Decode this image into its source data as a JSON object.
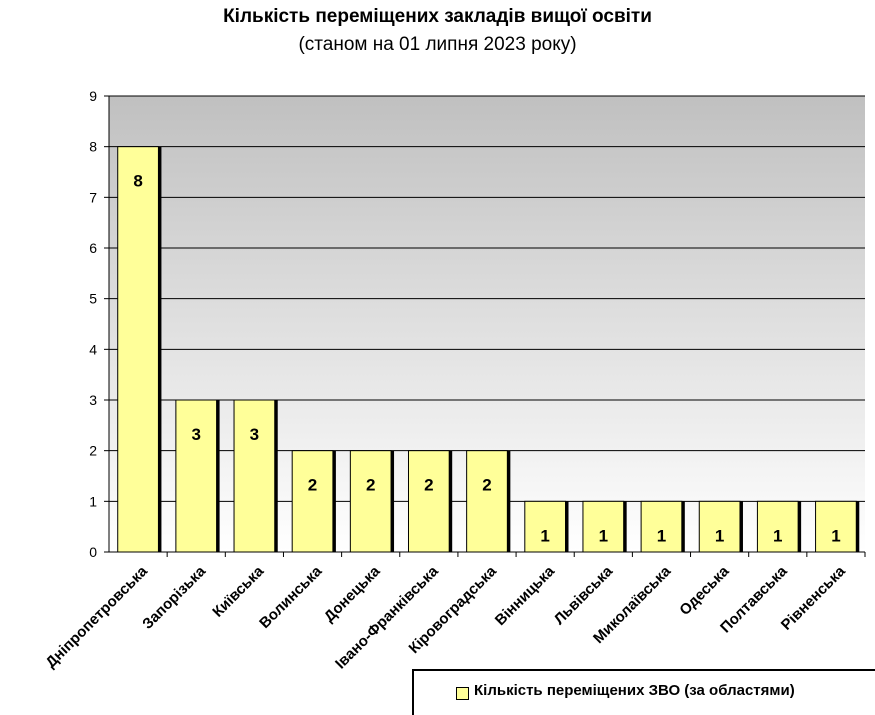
{
  "chart_data": {
    "type": "bar",
    "title": "Кількість переміщених закладів вищої освіти",
    "subtitle": "(станом на 01 липня 2023 року)",
    "categories": [
      "Дніпропетровська",
      "Запорізька",
      "Київська",
      "Волинська",
      "Донецька",
      "Івано-Франківська",
      "Кіровоградська",
      "Вінницька",
      "Львівська",
      "Миколаївська",
      "Одеська",
      "Полтавська",
      "Рівненська"
    ],
    "series": [
      {
        "name": "Кількість переміщених ЗВО (за областями)",
        "values": [
          8,
          3,
          3,
          2,
          2,
          2,
          2,
          1,
          1,
          1,
          1,
          1,
          1
        ]
      }
    ],
    "ylim": [
      0,
      9
    ],
    "yticks": [
      0,
      1,
      2,
      3,
      4,
      5,
      6,
      7,
      8,
      9
    ],
    "grid": true,
    "legend": "bottom-right",
    "colors": {
      "bar": "#ffff99",
      "bar_shadow": "#000000",
      "plot_top": "#c0c0c0",
      "plot_bottom": "#ffffff"
    }
  }
}
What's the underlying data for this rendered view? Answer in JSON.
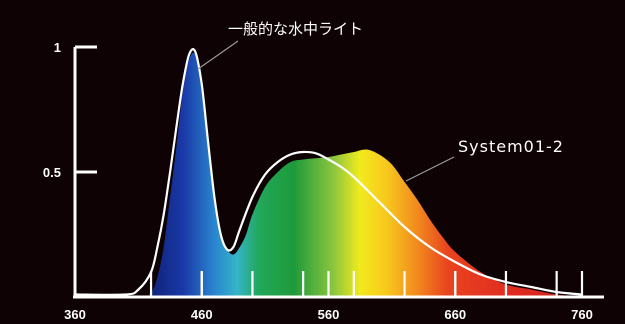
{
  "chart_data": {
    "type": "line",
    "title": "",
    "xlabel": "",
    "ylabel": "",
    "xlim": [
      360,
      760
    ],
    "ylim": [
      0,
      1
    ],
    "xticks": [
      360,
      460,
      560,
      660,
      760
    ],
    "yticks": [
      {
        "value": 1,
        "label": "1"
      },
      {
        "value": 0.5,
        "label": "0.5"
      }
    ],
    "grid": false,
    "series": [
      {
        "name": "一般的な水中ライト",
        "style": "white-outline",
        "color": "#ffffff",
        "x": [
          360,
          400,
          410,
          420,
          425,
          430,
          435,
          440,
          445,
          450,
          455,
          460,
          465,
          470,
          475,
          480,
          485,
          490,
          500,
          510,
          520,
          530,
          540,
          550,
          560,
          570,
          580,
          600,
          620,
          640,
          660,
          680,
          700,
          720,
          740,
          760
        ],
        "values": [
          0.01,
          0.01,
          0.03,
          0.1,
          0.2,
          0.33,
          0.5,
          0.68,
          0.85,
          0.97,
          0.98,
          0.85,
          0.62,
          0.4,
          0.25,
          0.19,
          0.2,
          0.27,
          0.4,
          0.49,
          0.54,
          0.57,
          0.58,
          0.575,
          0.55,
          0.52,
          0.48,
          0.38,
          0.28,
          0.2,
          0.14,
          0.09,
          0.06,
          0.04,
          0.02,
          0.01
        ]
      },
      {
        "name": "System01-2",
        "style": "spectrum-fill",
        "x": [
          360,
          410,
          420,
          425,
          430,
          435,
          440,
          445,
          450,
          455,
          460,
          465,
          470,
          475,
          480,
          485,
          490,
          495,
          500,
          510,
          520,
          530,
          540,
          550,
          560,
          570,
          580,
          590,
          600,
          610,
          620,
          630,
          640,
          650,
          660,
          680,
          700,
          720,
          740,
          760
        ],
        "values": [
          0,
          0,
          0.02,
          0.08,
          0.2,
          0.4,
          0.6,
          0.82,
          0.95,
          0.97,
          0.86,
          0.6,
          0.38,
          0.25,
          0.19,
          0.17,
          0.2,
          0.25,
          0.33,
          0.44,
          0.5,
          0.54,
          0.55,
          0.555,
          0.56,
          0.57,
          0.58,
          0.59,
          0.57,
          0.53,
          0.46,
          0.39,
          0.31,
          0.24,
          0.18,
          0.1,
          0.05,
          0.03,
          0.01,
          0
        ]
      }
    ],
    "annotations": [
      {
        "text": "一般的な水中ライト",
        "target": "一般的な水中ライト"
      },
      {
        "text": "System01-2",
        "target": "System01-2"
      }
    ]
  }
}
——————
- **OBJECTIVE**:
Transcribe the records above exactly, leaving out every picture.

- **EXERCISE SOLUTION**:
Decode this image into its source data as a JSON object.
{
  "chart_data": {
    "type": "bar",
    "title": "Кількість переміщених закладів вищої освіти",
    "subtitle": "(станом на 01 липня 2023 року)",
    "categories": [
      "Дніпропетровська",
      "Запорізька",
      "Київська",
      "Волинська",
      "Донецька",
      "Івано-Франківська",
      "Кіровоградська",
      "Вінницька",
      "Львівська",
      "Миколаївська",
      "Одеська",
      "Полтавська",
      "Рівненська"
    ],
    "series": [
      {
        "name": "Кількість переміщених ЗВО (за областями)",
        "values": [
          8,
          3,
          3,
          2,
          2,
          2,
          2,
          1,
          1,
          1,
          1,
          1,
          1
        ]
      }
    ],
    "ylim": [
      0,
      9
    ],
    "yticks": [
      0,
      1,
      2,
      3,
      4,
      5,
      6,
      7,
      8,
      9
    ],
    "grid": true,
    "legend": "bottom-right",
    "colors": {
      "bar": "#ffff99",
      "bar_shadow": "#000000",
      "plot_top": "#c0c0c0",
      "plot_bottom": "#ffffff"
    }
  }
}
What's the underlying data for this rendered view? Answer in JSON.
{
  "chart_data": {
    "type": "line",
    "title": "",
    "xlabel": "",
    "ylabel": "",
    "xlim": [
      360,
      760
    ],
    "ylim": [
      0,
      1
    ],
    "xticks": [
      360,
      460,
      560,
      660,
      760
    ],
    "yticks": [
      {
        "value": 1,
        "label": "1"
      },
      {
        "value": 0.5,
        "label": "0.5"
      }
    ],
    "grid": false,
    "series": [
      {
        "name": "一般的な水中ライト",
        "style": "white-outline",
        "color": "#ffffff",
        "x": [
          360,
          400,
          410,
          420,
          425,
          430,
          435,
          440,
          445,
          450,
          455,
          460,
          465,
          470,
          475,
          480,
          485,
          490,
          500,
          510,
          520,
          530,
          540,
          550,
          560,
          570,
          580,
          600,
          620,
          640,
          660,
          680,
          700,
          720,
          740,
          760
        ],
        "values": [
          0.01,
          0.01,
          0.03,
          0.1,
          0.2,
          0.33,
          0.5,
          0.68,
          0.85,
          0.97,
          0.98,
          0.85,
          0.62,
          0.4,
          0.25,
          0.19,
          0.2,
          0.27,
          0.4,
          0.49,
          0.54,
          0.57,
          0.58,
          0.575,
          0.55,
          0.52,
          0.48,
          0.38,
          0.28,
          0.2,
          0.14,
          0.09,
          0.06,
          0.04,
          0.02,
          0.01
        ]
      },
      {
        "name": "System01-2",
        "style": "spectrum-fill",
        "x": [
          360,
          410,
          420,
          425,
          430,
          435,
          440,
          445,
          450,
          455,
          460,
          465,
          470,
          475,
          480,
          485,
          490,
          495,
          500,
          510,
          520,
          530,
          540,
          550,
          560,
          570,
          580,
          590,
          600,
          610,
          620,
          630,
          640,
          650,
          660,
          680,
          700,
          720,
          740,
          760
        ],
        "values": [
          0,
          0,
          0.02,
          0.08,
          0.2,
          0.4,
          0.6,
          0.82,
          0.95,
          0.97,
          0.86,
          0.6,
          0.38,
          0.25,
          0.19,
          0.17,
          0.2,
          0.25,
          0.33,
          0.44,
          0.5,
          0.54,
          0.55,
          0.555,
          0.56,
          0.57,
          0.58,
          0.59,
          0.57,
          0.53,
          0.46,
          0.39,
          0.31,
          0.24,
          0.18,
          0.1,
          0.05,
          0.03,
          0.01,
          0
        ]
      }
    ],
    "annotations": [
      {
        "text": "一般的な水中ライト",
        "target": "一般的な水中ライト"
      },
      {
        "text": "System01-2",
        "target": "System01-2"
      }
    ]
  }
}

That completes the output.